▶ **Records shown**
== == ==
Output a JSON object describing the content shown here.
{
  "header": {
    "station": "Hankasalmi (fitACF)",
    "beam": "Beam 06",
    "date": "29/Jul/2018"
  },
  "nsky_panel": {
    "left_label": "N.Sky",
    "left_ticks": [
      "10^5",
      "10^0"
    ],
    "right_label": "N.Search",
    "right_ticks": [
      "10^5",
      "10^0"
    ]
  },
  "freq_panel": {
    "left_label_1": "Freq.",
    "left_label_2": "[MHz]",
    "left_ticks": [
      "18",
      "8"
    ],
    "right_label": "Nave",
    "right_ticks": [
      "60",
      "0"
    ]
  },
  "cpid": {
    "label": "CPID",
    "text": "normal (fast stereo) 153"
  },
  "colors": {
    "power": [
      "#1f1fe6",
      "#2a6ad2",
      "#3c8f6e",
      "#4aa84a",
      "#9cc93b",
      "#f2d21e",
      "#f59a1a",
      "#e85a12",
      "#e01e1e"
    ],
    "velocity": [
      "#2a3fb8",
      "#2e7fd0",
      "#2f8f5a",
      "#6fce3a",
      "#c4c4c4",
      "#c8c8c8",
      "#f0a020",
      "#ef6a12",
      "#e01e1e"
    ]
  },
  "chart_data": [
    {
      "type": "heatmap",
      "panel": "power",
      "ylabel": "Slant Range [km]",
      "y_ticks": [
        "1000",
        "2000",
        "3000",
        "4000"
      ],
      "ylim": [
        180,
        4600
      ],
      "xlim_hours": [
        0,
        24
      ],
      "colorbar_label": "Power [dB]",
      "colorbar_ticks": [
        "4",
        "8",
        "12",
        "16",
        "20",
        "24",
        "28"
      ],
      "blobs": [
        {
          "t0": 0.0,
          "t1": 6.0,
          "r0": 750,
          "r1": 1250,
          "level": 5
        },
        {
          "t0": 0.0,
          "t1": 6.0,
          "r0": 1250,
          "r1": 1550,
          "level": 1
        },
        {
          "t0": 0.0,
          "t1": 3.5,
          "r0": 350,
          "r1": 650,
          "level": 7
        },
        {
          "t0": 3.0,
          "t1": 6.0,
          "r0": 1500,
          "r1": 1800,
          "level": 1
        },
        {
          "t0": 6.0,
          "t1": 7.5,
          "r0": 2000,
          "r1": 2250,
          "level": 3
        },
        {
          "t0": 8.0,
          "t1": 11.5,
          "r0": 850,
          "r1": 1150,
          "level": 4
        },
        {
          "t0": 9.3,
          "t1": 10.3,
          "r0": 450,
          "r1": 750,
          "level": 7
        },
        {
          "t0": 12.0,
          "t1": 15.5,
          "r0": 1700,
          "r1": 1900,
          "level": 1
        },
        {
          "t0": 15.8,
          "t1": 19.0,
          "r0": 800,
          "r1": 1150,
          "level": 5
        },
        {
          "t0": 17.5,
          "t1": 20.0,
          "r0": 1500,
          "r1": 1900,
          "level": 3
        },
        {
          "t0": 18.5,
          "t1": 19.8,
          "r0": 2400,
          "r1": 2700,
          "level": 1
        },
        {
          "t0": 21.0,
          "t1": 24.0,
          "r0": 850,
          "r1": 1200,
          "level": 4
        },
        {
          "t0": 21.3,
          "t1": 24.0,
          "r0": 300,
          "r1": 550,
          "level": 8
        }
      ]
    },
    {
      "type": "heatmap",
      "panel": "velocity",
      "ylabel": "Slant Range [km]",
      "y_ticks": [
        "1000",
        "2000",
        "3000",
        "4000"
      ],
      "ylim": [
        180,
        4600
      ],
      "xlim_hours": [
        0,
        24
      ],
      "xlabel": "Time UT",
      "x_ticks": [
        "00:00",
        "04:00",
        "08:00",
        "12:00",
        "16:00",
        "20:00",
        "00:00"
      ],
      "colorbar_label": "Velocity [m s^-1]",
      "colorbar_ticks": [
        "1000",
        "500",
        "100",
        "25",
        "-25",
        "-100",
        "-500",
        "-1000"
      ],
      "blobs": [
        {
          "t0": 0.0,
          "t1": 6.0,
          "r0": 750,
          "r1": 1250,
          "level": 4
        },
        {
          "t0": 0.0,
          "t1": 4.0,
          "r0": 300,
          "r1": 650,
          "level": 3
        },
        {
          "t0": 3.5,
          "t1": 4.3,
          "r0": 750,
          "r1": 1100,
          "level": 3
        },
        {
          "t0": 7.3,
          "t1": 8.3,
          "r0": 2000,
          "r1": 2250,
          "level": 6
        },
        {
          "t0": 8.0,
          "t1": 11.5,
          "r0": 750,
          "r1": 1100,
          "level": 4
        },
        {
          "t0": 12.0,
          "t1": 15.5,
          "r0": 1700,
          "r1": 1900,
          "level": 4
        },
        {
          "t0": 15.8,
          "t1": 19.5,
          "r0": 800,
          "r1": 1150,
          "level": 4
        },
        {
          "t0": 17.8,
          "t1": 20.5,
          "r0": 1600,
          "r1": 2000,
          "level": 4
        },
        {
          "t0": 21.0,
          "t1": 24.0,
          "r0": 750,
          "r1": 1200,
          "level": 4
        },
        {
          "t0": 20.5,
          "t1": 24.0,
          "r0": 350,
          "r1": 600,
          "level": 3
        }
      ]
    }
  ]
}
== == ==
▶ **Set exercise**
Write the complete data out, exactly as above.

▶ **The answer**
Output a JSON object describing the content shown here.
{
  "header": {
    "station": "Hankasalmi (fitACF)",
    "beam": "Beam 06",
    "date": "29/Jul/2018"
  },
  "nsky_panel": {
    "left_label": "N.Sky",
    "left_ticks": [
      "10^5",
      "10^0"
    ],
    "right_label": "N.Search",
    "right_ticks": [
      "10^5",
      "10^0"
    ]
  },
  "freq_panel": {
    "left_label_1": "Freq.",
    "left_label_2": "[MHz]",
    "left_ticks": [
      "18",
      "8"
    ],
    "right_label": "Nave",
    "right_ticks": [
      "60",
      "0"
    ]
  },
  "cpid": {
    "label": "CPID",
    "text": "normal (fast stereo) 153"
  },
  "colors": {
    "power": [
      "#1f1fe6",
      "#2a6ad2",
      "#3c8f6e",
      "#4aa84a",
      "#9cc93b",
      "#f2d21e",
      "#f59a1a",
      "#e85a12",
      "#e01e1e"
    ],
    "velocity": [
      "#2a3fb8",
      "#2e7fd0",
      "#2f8f5a",
      "#6fce3a",
      "#c4c4c4",
      "#c8c8c8",
      "#f0a020",
      "#ef6a12",
      "#e01e1e"
    ]
  },
  "chart_data": [
    {
      "type": "heatmap",
      "panel": "power",
      "ylabel": "Slant Range [km]",
      "y_ticks": [
        "1000",
        "2000",
        "3000",
        "4000"
      ],
      "ylim": [
        180,
        4600
      ],
      "xlim_hours": [
        0,
        24
      ],
      "colorbar_label": "Power [dB]",
      "colorbar_ticks": [
        "4",
        "8",
        "12",
        "16",
        "20",
        "24",
        "28"
      ],
      "blobs": [
        {
          "t0": 0.0,
          "t1": 6.0,
          "r0": 750,
          "r1": 1250,
          "level": 5
        },
        {
          "t0": 0.0,
          "t1": 6.0,
          "r0": 1250,
          "r1": 1550,
          "level": 1
        },
        {
          "t0": 0.0,
          "t1": 3.5,
          "r0": 350,
          "r1": 650,
          "level": 7
        },
        {
          "t0": 3.0,
          "t1": 6.0,
          "r0": 1500,
          "r1": 1800,
          "level": 1
        },
        {
          "t0": 6.0,
          "t1": 7.5,
          "r0": 2000,
          "r1": 2250,
          "level": 3
        },
        {
          "t0": 8.0,
          "t1": 11.5,
          "r0": 850,
          "r1": 1150,
          "level": 4
        },
        {
          "t0": 9.3,
          "t1": 10.3,
          "r0": 450,
          "r1": 750,
          "level": 7
        },
        {
          "t0": 12.0,
          "t1": 15.5,
          "r0": 1700,
          "r1": 1900,
          "level": 1
        },
        {
          "t0": 15.8,
          "t1": 19.0,
          "r0": 800,
          "r1": 1150,
          "level": 5
        },
        {
          "t0": 17.5,
          "t1": 20.0,
          "r0": 1500,
          "r1": 1900,
          "level": 3
        },
        {
          "t0": 18.5,
          "t1": 19.8,
          "r0": 2400,
          "r1": 2700,
          "level": 1
        },
        {
          "t0": 21.0,
          "t1": 24.0,
          "r0": 850,
          "r1": 1200,
          "level": 4
        },
        {
          "t0": 21.3,
          "t1": 24.0,
          "r0": 300,
          "r1": 550,
          "level": 8
        }
      ]
    },
    {
      "type": "heatmap",
      "panel": "velocity",
      "ylabel": "Slant Range [km]",
      "y_ticks": [
        "1000",
        "2000",
        "3000",
        "4000"
      ],
      "ylim": [
        180,
        4600
      ],
      "xlim_hours": [
        0,
        24
      ],
      "xlabel": "Time UT",
      "x_ticks": [
        "00:00",
        "04:00",
        "08:00",
        "12:00",
        "16:00",
        "20:00",
        "00:00"
      ],
      "colorbar_label": "Velocity [m s^-1]",
      "colorbar_ticks": [
        "1000",
        "500",
        "100",
        "25",
        "-25",
        "-100",
        "-500",
        "-1000"
      ],
      "blobs": [
        {
          "t0": 0.0,
          "t1": 6.0,
          "r0": 750,
          "r1": 1250,
          "level": 4
        },
        {
          "t0": 0.0,
          "t1": 4.0,
          "r0": 300,
          "r1": 650,
          "level": 3
        },
        {
          "t0": 3.5,
          "t1": 4.3,
          "r0": 750,
          "r1": 1100,
          "level": 3
        },
        {
          "t0": 7.3,
          "t1": 8.3,
          "r0": 2000,
          "r1": 2250,
          "level": 6
        },
        {
          "t0": 8.0,
          "t1": 11.5,
          "r0": 750,
          "r1": 1100,
          "level": 4
        },
        {
          "t0": 12.0,
          "t1": 15.5,
          "r0": 1700,
          "r1": 1900,
          "level": 4
        },
        {
          "t0": 15.8,
          "t1": 19.5,
          "r0": 800,
          "r1": 1150,
          "level": 4
        },
        {
          "t0": 17.8,
          "t1": 20.5,
          "r0": 1600,
          "r1": 2000,
          "level": 4
        },
        {
          "t0": 21.0,
          "t1": 24.0,
          "r0": 750,
          "r1": 1200,
          "level": 4
        },
        {
          "t0": 20.5,
          "t1": 24.0,
          "r0": 350,
          "r1": 600,
          "level": 3
        }
      ]
    }
  ]
}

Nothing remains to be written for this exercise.